**Set problem:** Give the number of lines that hold the string "функций". Nothing else is needed.

──────── Dataset content

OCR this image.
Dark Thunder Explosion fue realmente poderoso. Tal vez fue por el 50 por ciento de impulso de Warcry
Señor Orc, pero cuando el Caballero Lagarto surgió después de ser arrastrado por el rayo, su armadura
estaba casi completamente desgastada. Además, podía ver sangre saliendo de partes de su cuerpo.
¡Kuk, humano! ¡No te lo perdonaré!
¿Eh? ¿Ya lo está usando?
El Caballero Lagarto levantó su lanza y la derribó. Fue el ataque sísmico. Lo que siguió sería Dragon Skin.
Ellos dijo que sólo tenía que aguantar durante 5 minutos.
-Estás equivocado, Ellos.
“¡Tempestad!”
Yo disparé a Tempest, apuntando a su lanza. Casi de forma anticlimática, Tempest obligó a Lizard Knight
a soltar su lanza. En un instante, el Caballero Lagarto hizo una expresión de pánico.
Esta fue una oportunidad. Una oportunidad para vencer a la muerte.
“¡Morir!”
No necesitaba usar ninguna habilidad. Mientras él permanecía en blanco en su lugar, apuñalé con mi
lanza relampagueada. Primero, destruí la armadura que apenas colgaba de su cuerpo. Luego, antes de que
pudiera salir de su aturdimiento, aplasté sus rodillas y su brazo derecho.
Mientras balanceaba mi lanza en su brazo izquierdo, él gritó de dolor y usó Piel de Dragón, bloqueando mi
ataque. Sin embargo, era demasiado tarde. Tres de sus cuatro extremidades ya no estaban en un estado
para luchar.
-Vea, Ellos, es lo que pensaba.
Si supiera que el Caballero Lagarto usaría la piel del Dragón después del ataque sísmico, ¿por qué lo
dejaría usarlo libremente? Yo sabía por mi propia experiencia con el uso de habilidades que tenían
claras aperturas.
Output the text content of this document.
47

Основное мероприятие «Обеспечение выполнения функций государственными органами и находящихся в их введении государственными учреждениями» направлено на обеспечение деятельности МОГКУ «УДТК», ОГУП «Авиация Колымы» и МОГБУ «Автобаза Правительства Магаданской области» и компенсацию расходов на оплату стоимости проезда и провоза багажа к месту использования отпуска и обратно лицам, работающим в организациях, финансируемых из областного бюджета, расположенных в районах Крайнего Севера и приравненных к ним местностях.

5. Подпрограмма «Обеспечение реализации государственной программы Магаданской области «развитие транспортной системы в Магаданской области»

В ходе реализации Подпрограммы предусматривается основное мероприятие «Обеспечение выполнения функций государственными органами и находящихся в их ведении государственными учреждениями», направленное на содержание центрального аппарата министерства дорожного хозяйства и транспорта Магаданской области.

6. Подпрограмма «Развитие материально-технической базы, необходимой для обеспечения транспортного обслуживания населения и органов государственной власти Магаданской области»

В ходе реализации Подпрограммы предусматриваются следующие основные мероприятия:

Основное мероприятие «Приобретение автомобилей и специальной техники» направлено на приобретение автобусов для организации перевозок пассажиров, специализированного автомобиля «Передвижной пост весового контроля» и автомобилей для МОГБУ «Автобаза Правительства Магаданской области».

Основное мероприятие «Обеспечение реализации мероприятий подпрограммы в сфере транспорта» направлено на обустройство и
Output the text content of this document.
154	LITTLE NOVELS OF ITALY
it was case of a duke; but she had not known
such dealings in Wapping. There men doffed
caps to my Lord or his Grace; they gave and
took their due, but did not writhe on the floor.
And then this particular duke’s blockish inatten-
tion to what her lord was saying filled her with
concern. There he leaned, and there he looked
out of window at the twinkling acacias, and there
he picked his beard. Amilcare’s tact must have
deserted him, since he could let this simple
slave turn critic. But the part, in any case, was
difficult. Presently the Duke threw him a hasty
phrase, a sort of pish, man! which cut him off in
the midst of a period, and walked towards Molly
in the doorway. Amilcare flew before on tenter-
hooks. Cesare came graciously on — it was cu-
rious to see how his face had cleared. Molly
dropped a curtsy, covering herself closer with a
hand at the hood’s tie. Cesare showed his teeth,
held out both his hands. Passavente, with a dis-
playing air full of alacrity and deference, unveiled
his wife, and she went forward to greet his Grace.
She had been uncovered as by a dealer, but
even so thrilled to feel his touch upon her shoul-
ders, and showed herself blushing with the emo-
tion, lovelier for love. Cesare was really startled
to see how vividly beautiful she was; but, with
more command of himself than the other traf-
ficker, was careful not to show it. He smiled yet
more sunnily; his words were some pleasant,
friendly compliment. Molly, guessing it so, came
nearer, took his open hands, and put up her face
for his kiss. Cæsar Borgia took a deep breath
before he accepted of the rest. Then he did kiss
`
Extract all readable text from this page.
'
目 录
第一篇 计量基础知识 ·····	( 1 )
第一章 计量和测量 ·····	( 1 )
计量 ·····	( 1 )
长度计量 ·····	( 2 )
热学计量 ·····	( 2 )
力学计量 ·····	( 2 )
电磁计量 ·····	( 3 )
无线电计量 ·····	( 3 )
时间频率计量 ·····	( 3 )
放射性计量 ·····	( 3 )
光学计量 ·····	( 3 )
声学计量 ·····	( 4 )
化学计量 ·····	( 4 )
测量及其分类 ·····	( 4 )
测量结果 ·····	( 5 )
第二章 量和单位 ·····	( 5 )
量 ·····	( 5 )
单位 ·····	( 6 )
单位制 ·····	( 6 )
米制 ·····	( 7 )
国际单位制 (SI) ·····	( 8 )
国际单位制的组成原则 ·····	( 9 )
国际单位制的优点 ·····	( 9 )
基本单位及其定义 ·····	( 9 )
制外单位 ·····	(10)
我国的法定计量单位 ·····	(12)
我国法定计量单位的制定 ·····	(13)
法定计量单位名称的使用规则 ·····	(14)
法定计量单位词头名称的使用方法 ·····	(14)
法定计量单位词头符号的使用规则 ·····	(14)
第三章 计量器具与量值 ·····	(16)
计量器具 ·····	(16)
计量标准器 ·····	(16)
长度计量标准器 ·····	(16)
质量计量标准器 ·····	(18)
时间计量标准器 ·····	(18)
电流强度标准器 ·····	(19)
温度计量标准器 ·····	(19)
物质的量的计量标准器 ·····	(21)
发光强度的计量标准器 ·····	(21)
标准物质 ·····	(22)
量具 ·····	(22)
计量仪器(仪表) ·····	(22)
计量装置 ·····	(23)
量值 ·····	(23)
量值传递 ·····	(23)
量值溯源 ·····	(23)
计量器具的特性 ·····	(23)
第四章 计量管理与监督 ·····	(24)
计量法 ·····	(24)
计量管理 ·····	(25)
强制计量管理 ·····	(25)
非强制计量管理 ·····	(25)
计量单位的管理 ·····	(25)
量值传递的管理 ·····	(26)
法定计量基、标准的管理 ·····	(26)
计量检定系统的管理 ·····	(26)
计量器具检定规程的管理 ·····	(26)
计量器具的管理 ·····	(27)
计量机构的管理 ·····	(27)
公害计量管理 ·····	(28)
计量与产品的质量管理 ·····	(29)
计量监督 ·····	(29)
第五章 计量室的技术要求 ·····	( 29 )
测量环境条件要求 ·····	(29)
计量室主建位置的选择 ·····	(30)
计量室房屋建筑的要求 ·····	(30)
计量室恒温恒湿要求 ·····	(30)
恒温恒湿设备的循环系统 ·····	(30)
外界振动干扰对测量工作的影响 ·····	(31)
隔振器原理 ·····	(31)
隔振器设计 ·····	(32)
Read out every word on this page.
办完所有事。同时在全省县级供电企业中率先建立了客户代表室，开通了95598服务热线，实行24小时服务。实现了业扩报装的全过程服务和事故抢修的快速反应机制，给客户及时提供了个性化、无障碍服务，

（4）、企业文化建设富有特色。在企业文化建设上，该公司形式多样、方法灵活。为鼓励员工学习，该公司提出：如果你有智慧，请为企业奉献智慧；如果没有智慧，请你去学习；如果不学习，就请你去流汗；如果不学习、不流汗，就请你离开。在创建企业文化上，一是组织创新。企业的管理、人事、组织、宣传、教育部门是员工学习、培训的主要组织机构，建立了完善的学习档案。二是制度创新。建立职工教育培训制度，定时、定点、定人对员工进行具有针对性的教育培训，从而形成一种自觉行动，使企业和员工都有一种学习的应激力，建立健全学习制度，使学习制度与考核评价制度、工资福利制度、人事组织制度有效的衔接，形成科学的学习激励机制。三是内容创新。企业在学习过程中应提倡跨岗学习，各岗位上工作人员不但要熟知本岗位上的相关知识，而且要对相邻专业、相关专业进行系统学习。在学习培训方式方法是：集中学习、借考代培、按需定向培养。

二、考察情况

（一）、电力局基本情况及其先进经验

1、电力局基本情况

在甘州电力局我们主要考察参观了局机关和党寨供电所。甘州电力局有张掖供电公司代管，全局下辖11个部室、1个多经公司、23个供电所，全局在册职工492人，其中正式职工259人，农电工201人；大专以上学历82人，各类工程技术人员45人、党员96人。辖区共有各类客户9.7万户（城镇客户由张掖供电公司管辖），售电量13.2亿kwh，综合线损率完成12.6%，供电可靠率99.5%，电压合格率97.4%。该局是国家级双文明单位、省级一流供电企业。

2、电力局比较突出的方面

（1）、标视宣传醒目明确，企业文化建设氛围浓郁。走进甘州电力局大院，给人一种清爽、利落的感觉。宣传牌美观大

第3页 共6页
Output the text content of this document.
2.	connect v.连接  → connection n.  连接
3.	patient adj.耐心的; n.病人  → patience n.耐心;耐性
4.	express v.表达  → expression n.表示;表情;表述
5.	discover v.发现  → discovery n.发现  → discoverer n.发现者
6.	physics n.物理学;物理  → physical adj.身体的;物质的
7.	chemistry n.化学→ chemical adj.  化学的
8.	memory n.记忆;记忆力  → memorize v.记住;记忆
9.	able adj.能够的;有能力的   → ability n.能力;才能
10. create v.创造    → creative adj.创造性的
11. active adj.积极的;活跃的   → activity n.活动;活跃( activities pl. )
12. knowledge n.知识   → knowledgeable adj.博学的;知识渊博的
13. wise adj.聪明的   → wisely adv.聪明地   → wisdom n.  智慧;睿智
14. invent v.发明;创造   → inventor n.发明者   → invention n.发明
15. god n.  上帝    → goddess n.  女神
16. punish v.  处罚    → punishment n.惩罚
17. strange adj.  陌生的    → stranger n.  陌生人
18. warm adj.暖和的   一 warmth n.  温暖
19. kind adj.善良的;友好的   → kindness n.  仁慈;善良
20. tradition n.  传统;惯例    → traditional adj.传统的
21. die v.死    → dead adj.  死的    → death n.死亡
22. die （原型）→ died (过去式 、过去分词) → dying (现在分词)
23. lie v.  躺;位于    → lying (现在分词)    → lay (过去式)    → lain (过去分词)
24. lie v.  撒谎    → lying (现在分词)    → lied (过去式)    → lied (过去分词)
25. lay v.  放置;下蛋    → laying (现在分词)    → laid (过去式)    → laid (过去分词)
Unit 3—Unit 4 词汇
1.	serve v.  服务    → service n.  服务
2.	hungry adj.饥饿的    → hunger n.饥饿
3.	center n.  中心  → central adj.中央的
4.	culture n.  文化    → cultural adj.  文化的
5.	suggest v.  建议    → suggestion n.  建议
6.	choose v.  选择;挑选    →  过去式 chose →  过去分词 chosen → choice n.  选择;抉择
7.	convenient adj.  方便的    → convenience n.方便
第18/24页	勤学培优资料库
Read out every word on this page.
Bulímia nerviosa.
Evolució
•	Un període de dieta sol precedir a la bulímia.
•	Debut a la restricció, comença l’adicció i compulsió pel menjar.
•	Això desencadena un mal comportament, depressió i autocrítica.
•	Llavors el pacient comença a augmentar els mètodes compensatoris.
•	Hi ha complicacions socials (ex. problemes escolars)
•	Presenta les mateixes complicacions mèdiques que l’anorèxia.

────────────────

**Reply:** 2